**Brief:** Check every line below for the word "Short" and show those that hold it.

**Stored data entries:**
::::::::
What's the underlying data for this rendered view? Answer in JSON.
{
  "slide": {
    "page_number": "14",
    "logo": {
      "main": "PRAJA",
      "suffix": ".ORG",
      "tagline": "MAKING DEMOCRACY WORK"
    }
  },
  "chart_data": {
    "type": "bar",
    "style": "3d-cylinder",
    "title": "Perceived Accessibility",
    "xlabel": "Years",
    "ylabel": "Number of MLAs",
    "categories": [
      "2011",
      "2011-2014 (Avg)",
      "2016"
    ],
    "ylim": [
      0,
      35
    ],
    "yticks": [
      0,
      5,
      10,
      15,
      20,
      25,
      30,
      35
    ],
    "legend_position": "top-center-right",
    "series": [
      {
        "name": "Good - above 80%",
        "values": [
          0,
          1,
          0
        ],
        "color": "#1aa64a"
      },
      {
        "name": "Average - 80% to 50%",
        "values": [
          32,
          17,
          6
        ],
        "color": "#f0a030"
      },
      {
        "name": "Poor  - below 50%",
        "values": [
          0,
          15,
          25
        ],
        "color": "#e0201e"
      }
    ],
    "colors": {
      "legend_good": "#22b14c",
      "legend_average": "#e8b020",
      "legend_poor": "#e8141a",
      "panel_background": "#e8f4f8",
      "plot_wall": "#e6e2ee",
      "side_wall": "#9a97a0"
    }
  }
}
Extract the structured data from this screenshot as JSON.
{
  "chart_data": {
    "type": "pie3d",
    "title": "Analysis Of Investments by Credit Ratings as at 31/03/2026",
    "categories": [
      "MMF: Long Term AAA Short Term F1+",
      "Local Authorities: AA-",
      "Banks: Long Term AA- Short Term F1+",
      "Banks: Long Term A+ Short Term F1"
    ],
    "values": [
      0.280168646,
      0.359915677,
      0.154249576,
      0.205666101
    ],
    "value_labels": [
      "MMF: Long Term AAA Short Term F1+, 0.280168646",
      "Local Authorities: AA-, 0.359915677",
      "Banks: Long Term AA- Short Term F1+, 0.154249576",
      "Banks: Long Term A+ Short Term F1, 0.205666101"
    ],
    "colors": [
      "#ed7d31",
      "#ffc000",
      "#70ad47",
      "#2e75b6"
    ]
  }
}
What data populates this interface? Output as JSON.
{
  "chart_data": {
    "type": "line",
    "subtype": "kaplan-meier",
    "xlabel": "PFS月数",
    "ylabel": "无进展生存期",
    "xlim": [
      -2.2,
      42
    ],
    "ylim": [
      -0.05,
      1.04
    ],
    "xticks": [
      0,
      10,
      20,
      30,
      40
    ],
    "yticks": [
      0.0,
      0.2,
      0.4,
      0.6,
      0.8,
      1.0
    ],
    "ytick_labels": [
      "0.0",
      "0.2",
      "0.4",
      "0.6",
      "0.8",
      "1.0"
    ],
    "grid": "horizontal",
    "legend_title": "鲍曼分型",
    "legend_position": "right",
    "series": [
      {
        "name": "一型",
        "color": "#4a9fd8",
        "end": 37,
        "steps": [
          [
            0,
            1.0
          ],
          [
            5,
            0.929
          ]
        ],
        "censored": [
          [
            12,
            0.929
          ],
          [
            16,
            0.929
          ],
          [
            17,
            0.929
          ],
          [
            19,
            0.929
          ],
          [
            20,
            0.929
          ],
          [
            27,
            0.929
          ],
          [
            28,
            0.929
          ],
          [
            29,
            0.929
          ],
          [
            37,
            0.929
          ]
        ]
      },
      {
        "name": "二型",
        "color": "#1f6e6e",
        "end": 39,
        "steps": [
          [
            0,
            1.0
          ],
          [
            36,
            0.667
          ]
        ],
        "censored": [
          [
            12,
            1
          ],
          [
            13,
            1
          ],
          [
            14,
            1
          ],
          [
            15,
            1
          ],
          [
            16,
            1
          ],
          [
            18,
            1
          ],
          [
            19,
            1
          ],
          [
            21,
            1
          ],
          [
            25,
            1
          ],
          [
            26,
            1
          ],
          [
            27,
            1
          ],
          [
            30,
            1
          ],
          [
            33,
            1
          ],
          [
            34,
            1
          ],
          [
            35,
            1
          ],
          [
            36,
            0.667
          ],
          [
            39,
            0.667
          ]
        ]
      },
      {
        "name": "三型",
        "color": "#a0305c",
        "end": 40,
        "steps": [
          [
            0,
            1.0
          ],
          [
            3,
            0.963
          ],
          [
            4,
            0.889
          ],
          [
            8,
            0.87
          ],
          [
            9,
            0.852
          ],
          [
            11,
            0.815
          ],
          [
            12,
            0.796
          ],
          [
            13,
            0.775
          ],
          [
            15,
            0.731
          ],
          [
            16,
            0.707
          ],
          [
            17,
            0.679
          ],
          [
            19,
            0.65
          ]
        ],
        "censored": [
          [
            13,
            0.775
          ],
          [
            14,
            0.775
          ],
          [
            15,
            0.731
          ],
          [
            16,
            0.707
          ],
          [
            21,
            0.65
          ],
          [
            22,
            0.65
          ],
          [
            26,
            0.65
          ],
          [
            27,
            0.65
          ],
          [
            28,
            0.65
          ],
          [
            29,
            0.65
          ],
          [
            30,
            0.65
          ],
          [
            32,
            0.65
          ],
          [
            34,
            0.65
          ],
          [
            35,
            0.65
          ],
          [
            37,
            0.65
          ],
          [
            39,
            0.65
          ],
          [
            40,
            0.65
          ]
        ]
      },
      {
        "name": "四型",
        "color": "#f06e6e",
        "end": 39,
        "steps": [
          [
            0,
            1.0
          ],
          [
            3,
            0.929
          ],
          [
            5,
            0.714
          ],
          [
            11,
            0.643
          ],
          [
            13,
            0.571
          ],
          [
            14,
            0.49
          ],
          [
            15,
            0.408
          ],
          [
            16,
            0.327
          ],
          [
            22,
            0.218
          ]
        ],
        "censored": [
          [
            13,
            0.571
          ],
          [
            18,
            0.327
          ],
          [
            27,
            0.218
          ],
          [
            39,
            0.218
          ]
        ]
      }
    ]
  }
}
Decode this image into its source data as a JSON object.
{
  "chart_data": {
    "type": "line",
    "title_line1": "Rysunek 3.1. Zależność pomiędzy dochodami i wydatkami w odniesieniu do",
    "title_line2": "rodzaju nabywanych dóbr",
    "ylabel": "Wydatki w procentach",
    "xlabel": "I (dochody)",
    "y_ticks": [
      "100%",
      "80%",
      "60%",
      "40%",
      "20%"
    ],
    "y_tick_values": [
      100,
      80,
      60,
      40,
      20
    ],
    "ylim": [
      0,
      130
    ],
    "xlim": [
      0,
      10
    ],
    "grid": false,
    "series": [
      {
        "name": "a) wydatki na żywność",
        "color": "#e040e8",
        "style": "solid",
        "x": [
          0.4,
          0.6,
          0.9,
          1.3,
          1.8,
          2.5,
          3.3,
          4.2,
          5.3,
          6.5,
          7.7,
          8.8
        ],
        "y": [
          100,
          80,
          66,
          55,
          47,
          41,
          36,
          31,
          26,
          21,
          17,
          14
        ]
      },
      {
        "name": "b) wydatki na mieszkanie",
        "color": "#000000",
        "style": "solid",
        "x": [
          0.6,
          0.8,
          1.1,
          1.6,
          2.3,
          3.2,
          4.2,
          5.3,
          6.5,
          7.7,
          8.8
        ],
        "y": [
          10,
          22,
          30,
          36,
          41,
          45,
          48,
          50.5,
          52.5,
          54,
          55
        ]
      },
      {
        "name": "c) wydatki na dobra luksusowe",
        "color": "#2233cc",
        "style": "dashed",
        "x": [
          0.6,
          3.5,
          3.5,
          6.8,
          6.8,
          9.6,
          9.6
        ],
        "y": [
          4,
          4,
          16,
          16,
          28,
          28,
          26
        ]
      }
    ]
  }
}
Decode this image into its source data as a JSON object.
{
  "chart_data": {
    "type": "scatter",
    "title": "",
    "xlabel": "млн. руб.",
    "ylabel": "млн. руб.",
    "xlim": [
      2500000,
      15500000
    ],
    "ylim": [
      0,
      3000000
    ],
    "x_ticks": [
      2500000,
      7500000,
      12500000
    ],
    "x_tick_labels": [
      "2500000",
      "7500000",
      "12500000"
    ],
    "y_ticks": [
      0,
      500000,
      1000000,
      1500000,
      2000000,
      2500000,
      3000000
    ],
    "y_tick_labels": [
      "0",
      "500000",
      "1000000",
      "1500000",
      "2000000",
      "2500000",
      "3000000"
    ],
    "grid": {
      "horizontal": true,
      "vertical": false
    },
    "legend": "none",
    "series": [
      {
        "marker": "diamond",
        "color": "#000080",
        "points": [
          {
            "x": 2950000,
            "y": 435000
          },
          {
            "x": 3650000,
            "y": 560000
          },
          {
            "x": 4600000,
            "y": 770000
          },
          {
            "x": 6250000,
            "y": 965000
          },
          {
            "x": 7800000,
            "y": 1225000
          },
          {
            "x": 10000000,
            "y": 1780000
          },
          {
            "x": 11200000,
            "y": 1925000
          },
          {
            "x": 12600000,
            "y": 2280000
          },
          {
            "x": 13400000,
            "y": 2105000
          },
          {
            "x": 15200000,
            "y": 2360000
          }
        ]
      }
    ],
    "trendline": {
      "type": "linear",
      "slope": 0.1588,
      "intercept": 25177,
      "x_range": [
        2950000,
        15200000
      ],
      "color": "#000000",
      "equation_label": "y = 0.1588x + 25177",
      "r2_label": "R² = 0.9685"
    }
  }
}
::::::::
**Answer to the problem:**
      "MMF: Long Term AAA Short Term F1+",
      "Banks: Long Term AA- Short Term F1+",
      "Banks: Long Term A+ Short Term F1"
      "MMF: Long Term AAA Short Term F1+, 0.280168646",
      "Banks: Long Term AA- Short Term F1+, 0.154249576",
      "Banks: Long Term A+ Short Term F1, 0.205666101"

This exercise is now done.